──────── Provided material
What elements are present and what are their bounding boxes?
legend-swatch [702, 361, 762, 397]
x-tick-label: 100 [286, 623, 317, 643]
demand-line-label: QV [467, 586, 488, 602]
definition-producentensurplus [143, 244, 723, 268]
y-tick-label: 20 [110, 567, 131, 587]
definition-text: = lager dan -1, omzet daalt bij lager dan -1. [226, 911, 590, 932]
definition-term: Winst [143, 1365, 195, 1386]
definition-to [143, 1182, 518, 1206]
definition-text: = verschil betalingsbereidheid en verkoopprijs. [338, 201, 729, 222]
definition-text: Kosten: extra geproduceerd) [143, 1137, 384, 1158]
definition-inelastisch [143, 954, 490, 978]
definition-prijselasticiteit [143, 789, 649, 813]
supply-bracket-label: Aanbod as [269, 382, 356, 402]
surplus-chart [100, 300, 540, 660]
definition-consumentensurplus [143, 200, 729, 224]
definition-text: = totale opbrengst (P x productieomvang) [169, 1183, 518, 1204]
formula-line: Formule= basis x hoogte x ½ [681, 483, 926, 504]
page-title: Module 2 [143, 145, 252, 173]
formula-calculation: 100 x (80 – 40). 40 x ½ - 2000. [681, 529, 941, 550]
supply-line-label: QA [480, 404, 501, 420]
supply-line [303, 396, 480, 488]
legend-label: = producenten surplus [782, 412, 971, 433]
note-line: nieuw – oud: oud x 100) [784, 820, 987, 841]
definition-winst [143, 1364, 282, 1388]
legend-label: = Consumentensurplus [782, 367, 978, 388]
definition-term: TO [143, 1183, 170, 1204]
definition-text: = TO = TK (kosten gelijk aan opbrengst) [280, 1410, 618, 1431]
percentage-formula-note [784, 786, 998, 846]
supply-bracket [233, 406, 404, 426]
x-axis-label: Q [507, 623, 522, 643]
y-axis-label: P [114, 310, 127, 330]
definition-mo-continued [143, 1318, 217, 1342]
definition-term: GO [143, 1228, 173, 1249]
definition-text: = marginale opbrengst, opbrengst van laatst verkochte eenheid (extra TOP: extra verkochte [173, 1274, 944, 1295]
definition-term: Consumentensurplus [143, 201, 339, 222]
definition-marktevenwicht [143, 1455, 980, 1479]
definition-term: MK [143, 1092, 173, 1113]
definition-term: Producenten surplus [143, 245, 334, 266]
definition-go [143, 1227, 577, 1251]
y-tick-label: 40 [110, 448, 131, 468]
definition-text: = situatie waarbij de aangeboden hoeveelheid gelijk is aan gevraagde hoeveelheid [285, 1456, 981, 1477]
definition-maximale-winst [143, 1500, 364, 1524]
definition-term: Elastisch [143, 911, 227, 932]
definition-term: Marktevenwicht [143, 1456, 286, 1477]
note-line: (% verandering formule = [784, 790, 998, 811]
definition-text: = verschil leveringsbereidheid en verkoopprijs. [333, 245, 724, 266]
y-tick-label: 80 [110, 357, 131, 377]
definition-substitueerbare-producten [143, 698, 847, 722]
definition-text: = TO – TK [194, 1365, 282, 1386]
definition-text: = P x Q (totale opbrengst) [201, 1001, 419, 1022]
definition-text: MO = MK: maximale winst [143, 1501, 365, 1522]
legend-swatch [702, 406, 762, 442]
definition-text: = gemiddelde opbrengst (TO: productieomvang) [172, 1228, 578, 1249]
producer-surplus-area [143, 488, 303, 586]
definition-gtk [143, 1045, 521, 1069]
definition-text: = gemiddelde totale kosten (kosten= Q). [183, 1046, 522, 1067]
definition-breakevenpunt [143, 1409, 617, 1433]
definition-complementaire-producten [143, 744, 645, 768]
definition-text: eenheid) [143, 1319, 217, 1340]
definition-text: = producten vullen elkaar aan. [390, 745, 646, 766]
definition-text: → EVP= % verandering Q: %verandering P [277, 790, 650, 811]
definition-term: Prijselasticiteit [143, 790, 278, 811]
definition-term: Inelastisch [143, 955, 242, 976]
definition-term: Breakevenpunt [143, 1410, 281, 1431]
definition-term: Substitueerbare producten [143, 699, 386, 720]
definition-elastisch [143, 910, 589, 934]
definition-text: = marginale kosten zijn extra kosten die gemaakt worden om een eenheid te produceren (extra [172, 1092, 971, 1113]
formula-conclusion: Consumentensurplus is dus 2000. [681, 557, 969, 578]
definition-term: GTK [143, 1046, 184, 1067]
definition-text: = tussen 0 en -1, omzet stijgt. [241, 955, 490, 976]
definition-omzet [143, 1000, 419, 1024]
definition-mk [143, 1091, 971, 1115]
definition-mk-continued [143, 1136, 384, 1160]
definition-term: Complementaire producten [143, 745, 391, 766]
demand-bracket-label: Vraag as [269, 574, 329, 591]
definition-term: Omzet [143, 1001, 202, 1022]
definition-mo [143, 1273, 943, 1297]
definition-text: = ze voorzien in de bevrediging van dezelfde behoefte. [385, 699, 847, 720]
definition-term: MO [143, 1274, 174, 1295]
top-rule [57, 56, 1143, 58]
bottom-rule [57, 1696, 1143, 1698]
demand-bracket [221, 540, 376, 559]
────────────────
:: The request ::
Copy every line of the items above, character for character, leaving nothing out.

:: Response below ::
What elements are present and what are their bounding boxes?
legend-swatch [702, 361, 762, 397]
x-tick-label: 100 [286, 623, 317, 643]
demand-line-label: QV [467, 586, 488, 602]
definition-producentensurplus [143, 244, 723, 268]
y-tick-label: 20 [110, 567, 131, 587]
definition-text: = lager dan -1, omzet daalt bij lager dan -1. [226, 911, 590, 932]
definition-term: Winst [143, 1365, 195, 1386]
definition-to [143, 1182, 518, 1206]
definition-text: = verschil betalingsbereidheid en verkoopprijs. [338, 201, 729, 222]
definition-text: Kosten: extra geproduceerd) [143, 1137, 384, 1158]
definition-inelastisch [143, 954, 490, 978]
definition-prijselasticiteit [143, 789, 649, 813]
supply-bracket-label: Aanbod as [269, 382, 356, 402]
surplus-chart [100, 300, 540, 660]
definition-consumentensurplus [143, 200, 729, 224]
definition-text: = totale opbrengst (P x productieomvang) [169, 1183, 518, 1204]
formula-line: Formule= basis x hoogte x ½ [681, 483, 926, 504]
page-title: Module 2 [143, 145, 252, 173]
formula-calculation: 100 x (80 – 40). 40 x ½ - 2000. [681, 529, 941, 550]
supply-line-label: QA [480, 404, 501, 420]
supply-line [303, 396, 480, 488]
legend-label: = producenten surplus [782, 412, 971, 433]
note-line: nieuw – oud: oud x 100) [784, 820, 987, 841]
definition-winst [143, 1364, 282, 1388]
legend-label: = Consumentensurplus [782, 367, 978, 388]
definition-term: TO [143, 1183, 170, 1204]
definition-text: = TO = TK (kosten gelijk aan opbrengst) [280, 1410, 618, 1431]
percentage-formula-note [784, 786, 998, 846]
supply-bracket [233, 406, 404, 426]
x-axis-label: Q [507, 623, 522, 643]
y-axis-label: P [114, 310, 127, 330]
definition-mo-continued [143, 1318, 217, 1342]
definition-term: GO [143, 1228, 173, 1249]
definition-text: = marginale opbrengst, opbrengst van laatst verkochte eenheid (extra TOP: extra verkochte [173, 1274, 944, 1295]
definition-term: Consumentensurplus [143, 201, 339, 222]
definition-marktevenwicht [143, 1455, 980, 1479]
definition-term: MK [143, 1092, 173, 1113]
definition-term: Producenten surplus [143, 245, 334, 266]
definition-go [143, 1227, 577, 1251]
y-tick-label: 40 [110, 448, 131, 468]
definition-text: = situatie waarbij de aangeboden hoeveelheid gelijk is aan gevraagde hoeveelheid [285, 1456, 981, 1477]
definition-maximale-winst [143, 1500, 364, 1524]
definition-term: Elastisch [143, 911, 227, 932]
definition-term: Marktevenwicht [143, 1456, 286, 1477]
note-line: (% verandering formule = [784, 790, 998, 811]
definition-text: = verschil leveringsbereidheid en verkoopprijs. [333, 245, 724, 266]
y-tick-label: 80 [110, 357, 131, 377]
definition-substitueerbare-producten [143, 698, 847, 722]
definition-text: = TO – TK [194, 1365, 282, 1386]
definition-text: = P x Q (totale opbrengst) [201, 1001, 419, 1022]
definition-text: MO = MK: maximale winst [143, 1501, 365, 1522]
legend-swatch [702, 406, 762, 442]
definition-text: = gemiddelde opbrengst (TO: productieomvang) [172, 1228, 578, 1249]
producer-surplus-area [143, 488, 303, 586]
definition-gtk [143, 1045, 521, 1069]
definition-text: = gemiddelde totale kosten (kosten= Q). [183, 1046, 522, 1067]
definition-breakevenpunt [143, 1409, 617, 1433]
definition-complementaire-producten [143, 744, 645, 768]
definition-text: eenheid) [143, 1319, 217, 1340]
definition-text: = producten vullen elkaar aan. [390, 745, 646, 766]
definition-text: → EVP= % verandering Q: %verandering P [277, 790, 650, 811]
definition-term: Prijselasticiteit [143, 790, 278, 811]
definition-term: Inelastisch [143, 955, 242, 976]
definition-term: Breakevenpunt [143, 1410, 281, 1431]
definition-term: Substitueerbare producten [143, 699, 386, 720]
definition-elastisch [143, 910, 589, 934]
definition-text: = marginale kosten zijn extra kosten die gemaakt worden om een eenheid te produceren (extra [172, 1092, 971, 1113]
formula-conclusion: Consumentensurplus is dus 2000. [681, 557, 969, 578]
definition-term: GTK [143, 1046, 184, 1067]
definition-text: = tussen 0 en -1, omzet stijgt. [241, 955, 490, 976]
definition-omzet [143, 1000, 419, 1024]
definition-mk [143, 1091, 971, 1115]
definition-mk-continued [143, 1136, 384, 1160]
definition-term: Complementaire producten [143, 745, 391, 766]
demand-bracket-label: Vraag as [269, 574, 329, 591]
definition-term: Omzet [143, 1001, 202, 1022]
definition-mo [143, 1273, 943, 1297]
definition-text: = ze voorzien in de bevrediging van dezelfde behoefte. [385, 699, 847, 720]
definition-term: MO [143, 1274, 174, 1295]
top-rule [57, 56, 1143, 58]
bottom-rule [57, 1696, 1143, 1698]
demand-bracket [221, 540, 376, 559]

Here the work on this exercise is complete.